**Stated task:** Set down, with no changes, the stretch of the items below from the line containing "image-highlight: 4 milyar" through the line containing "show-more-link[interactable]: Daha fazla", both included.

◆ ◆ ◆

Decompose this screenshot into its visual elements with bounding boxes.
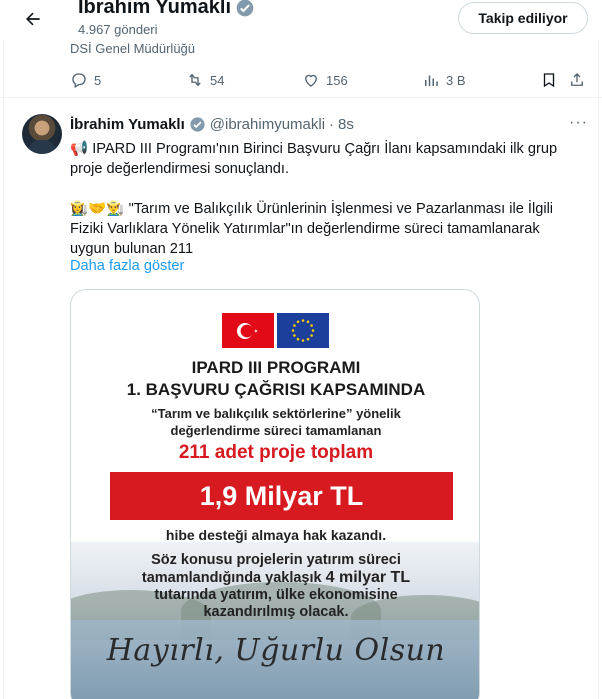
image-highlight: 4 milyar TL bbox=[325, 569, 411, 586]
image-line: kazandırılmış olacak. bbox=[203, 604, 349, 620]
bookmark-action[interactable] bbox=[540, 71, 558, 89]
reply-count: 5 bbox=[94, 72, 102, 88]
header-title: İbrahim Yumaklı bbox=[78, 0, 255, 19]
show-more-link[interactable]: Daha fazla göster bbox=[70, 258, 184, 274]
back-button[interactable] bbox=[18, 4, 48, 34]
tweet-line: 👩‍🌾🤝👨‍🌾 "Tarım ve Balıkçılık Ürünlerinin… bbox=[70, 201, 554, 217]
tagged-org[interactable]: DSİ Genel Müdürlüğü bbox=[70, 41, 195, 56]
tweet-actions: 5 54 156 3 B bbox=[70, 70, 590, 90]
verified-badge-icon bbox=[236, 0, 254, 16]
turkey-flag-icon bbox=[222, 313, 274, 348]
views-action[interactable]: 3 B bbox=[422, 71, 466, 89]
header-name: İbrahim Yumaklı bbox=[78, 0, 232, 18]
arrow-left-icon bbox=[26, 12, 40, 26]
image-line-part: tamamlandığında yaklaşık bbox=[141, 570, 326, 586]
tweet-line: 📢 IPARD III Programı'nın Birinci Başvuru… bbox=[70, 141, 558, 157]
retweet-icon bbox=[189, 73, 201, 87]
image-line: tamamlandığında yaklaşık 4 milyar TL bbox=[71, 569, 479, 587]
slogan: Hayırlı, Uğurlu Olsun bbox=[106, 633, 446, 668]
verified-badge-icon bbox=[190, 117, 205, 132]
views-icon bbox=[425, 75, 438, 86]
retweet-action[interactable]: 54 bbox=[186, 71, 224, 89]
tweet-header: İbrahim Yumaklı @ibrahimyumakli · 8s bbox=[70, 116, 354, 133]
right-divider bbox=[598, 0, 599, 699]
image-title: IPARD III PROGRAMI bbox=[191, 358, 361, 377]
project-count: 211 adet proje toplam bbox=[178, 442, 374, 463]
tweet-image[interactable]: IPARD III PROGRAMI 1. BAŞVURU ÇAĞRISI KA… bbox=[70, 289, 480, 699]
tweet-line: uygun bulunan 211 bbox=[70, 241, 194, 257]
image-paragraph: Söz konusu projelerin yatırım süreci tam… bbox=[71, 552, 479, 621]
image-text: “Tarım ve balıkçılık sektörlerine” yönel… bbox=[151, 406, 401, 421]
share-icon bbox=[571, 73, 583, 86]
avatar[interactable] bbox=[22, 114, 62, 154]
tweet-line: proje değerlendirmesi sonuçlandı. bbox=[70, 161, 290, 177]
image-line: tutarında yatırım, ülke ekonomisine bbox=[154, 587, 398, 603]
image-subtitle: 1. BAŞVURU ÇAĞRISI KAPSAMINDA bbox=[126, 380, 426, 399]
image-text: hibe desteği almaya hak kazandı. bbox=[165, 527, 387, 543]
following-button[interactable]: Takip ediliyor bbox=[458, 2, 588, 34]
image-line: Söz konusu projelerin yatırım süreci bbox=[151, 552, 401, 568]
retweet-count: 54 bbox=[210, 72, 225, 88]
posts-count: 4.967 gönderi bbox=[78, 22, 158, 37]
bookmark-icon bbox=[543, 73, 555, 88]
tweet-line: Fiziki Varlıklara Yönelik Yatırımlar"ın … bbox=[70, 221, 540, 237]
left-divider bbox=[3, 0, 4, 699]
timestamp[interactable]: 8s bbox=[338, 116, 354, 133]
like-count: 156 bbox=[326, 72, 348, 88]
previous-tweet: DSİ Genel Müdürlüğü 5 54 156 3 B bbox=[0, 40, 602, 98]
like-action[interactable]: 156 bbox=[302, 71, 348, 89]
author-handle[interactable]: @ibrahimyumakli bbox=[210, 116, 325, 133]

◆ ◆ ◆

**Complete response:**
image-highlight: 4 milyar TL bbox=[325, 569, 411, 586]
image-line: kazandırılmış olacak. bbox=[203, 604, 349, 620]
bookmark-action[interactable] bbox=[540, 71, 558, 89]
reply-count: 5 bbox=[94, 72, 102, 88]
header-title: İbrahim Yumaklı bbox=[78, 0, 255, 19]
show-more-link[interactable]: Daha fazla göster bbox=[70, 258, 184, 274]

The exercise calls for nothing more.